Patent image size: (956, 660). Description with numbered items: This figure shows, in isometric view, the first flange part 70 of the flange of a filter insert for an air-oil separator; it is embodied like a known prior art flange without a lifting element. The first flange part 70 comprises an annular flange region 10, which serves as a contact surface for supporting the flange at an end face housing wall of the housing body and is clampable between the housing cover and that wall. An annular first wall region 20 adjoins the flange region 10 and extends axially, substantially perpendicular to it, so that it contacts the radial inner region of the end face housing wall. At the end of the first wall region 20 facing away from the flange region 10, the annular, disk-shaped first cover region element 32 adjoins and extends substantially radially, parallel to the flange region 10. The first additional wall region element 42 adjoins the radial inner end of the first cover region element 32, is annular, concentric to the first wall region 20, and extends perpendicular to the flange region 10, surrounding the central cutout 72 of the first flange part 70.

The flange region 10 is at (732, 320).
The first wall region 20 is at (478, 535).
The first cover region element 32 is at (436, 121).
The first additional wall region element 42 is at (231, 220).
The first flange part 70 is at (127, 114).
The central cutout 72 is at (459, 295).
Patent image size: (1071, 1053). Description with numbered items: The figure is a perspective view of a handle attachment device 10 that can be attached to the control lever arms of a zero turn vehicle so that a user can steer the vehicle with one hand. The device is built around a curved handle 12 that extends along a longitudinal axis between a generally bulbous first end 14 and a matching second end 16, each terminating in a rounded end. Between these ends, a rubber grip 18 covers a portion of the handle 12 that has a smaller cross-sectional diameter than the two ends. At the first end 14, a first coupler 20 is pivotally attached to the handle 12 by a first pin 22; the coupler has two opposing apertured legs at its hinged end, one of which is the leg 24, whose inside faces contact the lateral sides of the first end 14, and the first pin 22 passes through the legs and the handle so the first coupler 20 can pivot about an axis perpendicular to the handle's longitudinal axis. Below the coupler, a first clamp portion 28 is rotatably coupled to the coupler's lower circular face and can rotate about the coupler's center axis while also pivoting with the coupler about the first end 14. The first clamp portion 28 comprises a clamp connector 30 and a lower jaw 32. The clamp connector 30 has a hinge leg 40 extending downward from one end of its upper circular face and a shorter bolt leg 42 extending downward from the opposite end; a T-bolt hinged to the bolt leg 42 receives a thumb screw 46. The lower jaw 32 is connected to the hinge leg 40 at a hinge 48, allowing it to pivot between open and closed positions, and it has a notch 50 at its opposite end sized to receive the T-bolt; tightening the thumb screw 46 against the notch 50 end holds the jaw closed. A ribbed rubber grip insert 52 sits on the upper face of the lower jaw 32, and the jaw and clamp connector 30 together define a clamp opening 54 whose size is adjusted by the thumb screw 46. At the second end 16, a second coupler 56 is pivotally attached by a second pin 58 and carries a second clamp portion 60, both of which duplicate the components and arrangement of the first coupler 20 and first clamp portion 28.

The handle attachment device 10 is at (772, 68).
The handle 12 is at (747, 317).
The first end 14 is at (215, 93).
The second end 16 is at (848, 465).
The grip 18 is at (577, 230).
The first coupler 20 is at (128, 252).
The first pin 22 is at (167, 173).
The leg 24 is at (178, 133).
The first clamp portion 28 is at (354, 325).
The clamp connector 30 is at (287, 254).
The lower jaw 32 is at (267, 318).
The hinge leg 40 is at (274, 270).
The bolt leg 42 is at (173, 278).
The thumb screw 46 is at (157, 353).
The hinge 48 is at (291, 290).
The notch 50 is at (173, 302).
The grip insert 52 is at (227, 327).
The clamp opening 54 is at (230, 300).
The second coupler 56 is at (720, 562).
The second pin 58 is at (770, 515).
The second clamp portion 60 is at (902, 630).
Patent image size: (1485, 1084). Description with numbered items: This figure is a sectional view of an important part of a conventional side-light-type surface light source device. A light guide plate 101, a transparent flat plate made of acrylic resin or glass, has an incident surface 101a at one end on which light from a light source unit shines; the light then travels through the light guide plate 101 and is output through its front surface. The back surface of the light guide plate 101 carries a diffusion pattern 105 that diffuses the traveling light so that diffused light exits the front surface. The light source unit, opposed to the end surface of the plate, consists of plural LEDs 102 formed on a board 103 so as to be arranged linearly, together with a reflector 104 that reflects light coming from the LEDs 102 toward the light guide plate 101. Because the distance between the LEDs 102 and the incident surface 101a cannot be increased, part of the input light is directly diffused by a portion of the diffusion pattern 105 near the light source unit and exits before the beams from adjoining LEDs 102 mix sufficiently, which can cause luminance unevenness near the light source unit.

+ + + +

* **Written exercise**
Copy out every line in the rows above that contains the word "additional".

* **Answer to this task**
Patent image size: (956, 660). Description with numbered items: This figure shows, in isometric view, the first flange part 70 of the flange of a filter insert for an air-oil separator; it is embodied like a known prior art flange without a lifting element. The first flange part 70 comprises an annular flange region 10, which serves as a contact surface for supporting the flange at an end face housing wall of the housing body and is clampable between the housing cover and that wall. An annular first wall region 20 adjoins the flange region 10 and extends axially, substantially perpendicular to it, so that it contacts the radial inner region of the end face housing wall. At the end of the first wall region 20 facing away from the flange region 10, the annular, disk-shaped first cover region element 32 adjoins and extends substantially radially, parallel to the flange region 10. The first additional wall region element 42 adjoins the radial inner end of the first cover region element 32, is annular, concentric to the first wall region 20, and extends perpendicular to the flange region 10, surrounding the central cutout 72 of the first flange part 70.
The first additional wall region element 42 is at (231, 220).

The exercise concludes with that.